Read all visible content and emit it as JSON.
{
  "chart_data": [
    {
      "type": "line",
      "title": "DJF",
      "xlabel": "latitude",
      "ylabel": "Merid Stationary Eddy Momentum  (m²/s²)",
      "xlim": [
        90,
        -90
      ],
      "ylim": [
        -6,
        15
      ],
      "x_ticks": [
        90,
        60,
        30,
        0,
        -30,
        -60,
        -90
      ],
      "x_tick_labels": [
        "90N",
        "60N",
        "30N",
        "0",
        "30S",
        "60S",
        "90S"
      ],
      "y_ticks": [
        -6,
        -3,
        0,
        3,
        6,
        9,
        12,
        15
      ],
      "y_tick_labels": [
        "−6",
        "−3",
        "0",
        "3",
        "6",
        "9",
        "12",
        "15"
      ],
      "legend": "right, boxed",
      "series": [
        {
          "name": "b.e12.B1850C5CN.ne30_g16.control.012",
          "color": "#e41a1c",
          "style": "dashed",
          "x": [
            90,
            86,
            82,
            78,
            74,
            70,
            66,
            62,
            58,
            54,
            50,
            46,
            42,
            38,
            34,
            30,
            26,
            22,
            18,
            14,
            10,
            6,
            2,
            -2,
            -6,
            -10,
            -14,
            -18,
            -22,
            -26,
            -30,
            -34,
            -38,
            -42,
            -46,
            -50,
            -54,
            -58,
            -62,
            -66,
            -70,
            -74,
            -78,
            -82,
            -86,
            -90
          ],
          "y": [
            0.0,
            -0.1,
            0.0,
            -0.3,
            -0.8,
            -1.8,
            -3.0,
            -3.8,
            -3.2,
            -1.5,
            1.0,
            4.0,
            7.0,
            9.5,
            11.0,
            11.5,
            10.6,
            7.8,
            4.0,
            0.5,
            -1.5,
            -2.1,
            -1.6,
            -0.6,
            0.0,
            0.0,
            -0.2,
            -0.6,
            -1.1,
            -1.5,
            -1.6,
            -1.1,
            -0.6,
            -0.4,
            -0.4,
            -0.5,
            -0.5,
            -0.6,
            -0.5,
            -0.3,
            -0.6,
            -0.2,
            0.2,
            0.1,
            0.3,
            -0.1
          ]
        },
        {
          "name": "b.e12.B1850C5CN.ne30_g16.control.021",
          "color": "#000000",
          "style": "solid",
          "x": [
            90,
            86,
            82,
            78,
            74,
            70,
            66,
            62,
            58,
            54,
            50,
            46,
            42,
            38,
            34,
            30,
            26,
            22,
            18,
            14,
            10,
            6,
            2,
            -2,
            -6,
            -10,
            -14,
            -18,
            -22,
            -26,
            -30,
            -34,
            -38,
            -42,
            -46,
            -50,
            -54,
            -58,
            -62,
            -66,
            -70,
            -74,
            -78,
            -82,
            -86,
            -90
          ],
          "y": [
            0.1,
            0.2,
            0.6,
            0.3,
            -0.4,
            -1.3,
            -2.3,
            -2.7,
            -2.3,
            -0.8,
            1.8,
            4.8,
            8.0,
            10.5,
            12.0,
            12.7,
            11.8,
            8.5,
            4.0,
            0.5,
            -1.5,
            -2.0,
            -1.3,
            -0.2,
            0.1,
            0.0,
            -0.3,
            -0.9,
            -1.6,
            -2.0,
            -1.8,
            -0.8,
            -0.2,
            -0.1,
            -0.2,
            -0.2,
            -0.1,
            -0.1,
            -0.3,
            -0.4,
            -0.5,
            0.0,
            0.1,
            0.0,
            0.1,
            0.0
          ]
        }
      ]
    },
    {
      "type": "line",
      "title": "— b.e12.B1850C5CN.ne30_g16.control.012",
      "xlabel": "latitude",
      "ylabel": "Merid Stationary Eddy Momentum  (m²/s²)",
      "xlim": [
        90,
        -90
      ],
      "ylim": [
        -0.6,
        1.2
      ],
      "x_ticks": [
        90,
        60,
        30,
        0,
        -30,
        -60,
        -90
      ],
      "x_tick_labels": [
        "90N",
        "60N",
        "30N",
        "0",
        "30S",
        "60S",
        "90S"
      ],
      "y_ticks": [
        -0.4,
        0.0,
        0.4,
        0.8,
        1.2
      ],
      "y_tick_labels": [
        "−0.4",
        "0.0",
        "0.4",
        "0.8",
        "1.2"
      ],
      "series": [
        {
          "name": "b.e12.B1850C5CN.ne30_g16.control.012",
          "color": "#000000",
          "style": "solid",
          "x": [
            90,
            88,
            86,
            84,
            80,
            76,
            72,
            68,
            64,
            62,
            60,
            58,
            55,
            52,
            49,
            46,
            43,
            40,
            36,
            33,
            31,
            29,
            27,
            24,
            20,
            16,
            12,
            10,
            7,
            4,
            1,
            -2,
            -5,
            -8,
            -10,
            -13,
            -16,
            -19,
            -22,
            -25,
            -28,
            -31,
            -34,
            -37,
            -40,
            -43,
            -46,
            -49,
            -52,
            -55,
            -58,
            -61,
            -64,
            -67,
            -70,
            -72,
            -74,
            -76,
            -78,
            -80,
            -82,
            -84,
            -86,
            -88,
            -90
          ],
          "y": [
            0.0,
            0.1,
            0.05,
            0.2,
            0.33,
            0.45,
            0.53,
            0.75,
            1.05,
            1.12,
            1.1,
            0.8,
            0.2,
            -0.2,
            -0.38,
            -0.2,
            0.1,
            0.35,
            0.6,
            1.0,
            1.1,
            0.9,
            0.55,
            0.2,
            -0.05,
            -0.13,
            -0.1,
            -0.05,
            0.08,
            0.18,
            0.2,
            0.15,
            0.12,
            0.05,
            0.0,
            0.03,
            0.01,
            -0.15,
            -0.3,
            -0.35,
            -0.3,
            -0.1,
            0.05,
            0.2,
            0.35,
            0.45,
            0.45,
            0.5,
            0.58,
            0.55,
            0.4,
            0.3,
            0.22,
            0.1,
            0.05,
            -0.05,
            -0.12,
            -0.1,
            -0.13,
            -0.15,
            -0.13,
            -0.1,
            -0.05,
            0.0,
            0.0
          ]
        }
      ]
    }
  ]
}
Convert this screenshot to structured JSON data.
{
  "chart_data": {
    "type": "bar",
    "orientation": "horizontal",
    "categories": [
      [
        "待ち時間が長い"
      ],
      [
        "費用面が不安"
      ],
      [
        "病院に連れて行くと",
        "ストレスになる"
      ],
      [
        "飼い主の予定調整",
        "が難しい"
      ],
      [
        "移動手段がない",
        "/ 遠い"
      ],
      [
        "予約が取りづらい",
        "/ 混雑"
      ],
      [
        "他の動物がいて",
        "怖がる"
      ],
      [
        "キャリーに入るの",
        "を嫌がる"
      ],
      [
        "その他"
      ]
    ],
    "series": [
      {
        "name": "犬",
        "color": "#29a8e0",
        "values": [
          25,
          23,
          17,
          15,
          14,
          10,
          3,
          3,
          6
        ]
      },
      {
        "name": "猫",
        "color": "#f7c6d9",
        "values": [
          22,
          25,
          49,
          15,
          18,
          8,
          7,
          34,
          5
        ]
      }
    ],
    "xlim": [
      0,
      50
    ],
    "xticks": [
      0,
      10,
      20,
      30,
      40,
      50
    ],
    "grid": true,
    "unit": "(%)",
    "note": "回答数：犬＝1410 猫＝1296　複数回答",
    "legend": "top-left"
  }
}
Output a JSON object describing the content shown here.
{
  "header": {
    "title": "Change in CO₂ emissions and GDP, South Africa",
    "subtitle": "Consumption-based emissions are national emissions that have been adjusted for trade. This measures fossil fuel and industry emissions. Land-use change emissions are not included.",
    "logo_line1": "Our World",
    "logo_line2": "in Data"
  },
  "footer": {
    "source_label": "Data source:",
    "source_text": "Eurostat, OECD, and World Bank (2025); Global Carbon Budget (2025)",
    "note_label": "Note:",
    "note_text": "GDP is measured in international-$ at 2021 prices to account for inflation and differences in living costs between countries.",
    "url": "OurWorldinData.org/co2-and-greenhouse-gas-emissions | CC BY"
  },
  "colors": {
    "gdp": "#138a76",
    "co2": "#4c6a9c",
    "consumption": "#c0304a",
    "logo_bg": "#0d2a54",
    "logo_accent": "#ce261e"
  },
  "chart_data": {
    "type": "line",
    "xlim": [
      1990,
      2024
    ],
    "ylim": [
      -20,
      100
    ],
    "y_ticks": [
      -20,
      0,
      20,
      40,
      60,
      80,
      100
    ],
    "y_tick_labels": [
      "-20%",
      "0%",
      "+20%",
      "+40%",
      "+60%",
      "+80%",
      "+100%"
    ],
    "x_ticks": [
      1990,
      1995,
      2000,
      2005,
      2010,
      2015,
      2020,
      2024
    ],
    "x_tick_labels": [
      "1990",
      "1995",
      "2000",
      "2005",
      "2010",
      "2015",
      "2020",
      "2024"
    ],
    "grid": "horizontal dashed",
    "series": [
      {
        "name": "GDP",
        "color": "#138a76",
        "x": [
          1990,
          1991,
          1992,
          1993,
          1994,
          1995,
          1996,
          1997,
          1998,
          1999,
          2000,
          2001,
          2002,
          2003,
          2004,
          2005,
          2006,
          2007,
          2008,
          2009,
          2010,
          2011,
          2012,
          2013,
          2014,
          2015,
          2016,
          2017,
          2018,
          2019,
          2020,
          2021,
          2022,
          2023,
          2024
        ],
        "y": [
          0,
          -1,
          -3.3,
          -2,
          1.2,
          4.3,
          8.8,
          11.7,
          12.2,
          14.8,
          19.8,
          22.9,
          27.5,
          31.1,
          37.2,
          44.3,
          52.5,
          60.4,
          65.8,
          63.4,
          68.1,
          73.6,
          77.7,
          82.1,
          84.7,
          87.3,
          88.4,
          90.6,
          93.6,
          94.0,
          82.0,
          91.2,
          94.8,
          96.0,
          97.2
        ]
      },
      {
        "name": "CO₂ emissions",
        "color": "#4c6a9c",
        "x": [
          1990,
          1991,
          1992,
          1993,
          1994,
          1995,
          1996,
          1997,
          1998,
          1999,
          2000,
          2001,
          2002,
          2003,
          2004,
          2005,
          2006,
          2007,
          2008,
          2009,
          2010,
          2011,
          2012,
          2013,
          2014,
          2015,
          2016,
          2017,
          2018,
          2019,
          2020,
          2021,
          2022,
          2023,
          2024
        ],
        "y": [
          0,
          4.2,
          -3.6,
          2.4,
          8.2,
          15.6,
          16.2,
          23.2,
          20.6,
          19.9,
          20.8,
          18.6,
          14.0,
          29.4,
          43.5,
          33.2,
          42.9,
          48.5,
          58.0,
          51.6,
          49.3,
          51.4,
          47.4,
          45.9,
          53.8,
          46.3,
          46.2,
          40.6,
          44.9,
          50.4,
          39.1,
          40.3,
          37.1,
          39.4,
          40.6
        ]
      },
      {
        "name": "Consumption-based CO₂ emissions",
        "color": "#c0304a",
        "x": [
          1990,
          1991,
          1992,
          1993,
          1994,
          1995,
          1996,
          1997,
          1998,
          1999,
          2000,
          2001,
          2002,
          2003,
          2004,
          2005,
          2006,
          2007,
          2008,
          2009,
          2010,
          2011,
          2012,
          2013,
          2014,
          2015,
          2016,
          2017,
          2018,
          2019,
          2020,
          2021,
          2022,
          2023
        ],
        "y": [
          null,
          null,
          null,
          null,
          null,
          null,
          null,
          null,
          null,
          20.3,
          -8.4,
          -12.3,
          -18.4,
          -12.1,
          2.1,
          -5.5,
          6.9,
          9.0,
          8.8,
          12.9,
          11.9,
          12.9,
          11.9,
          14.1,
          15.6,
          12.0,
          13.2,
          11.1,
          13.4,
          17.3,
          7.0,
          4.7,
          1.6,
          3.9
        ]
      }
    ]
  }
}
______
__YOUR GOAL__: Identify each line in the records above containing the word "JSON"; copy those lines.

__SOLUTION BELOW__:
Read all visible content and emit it as JSON.
Convert this screenshot to structured JSON data.
Output a JSON object describing the content shown here.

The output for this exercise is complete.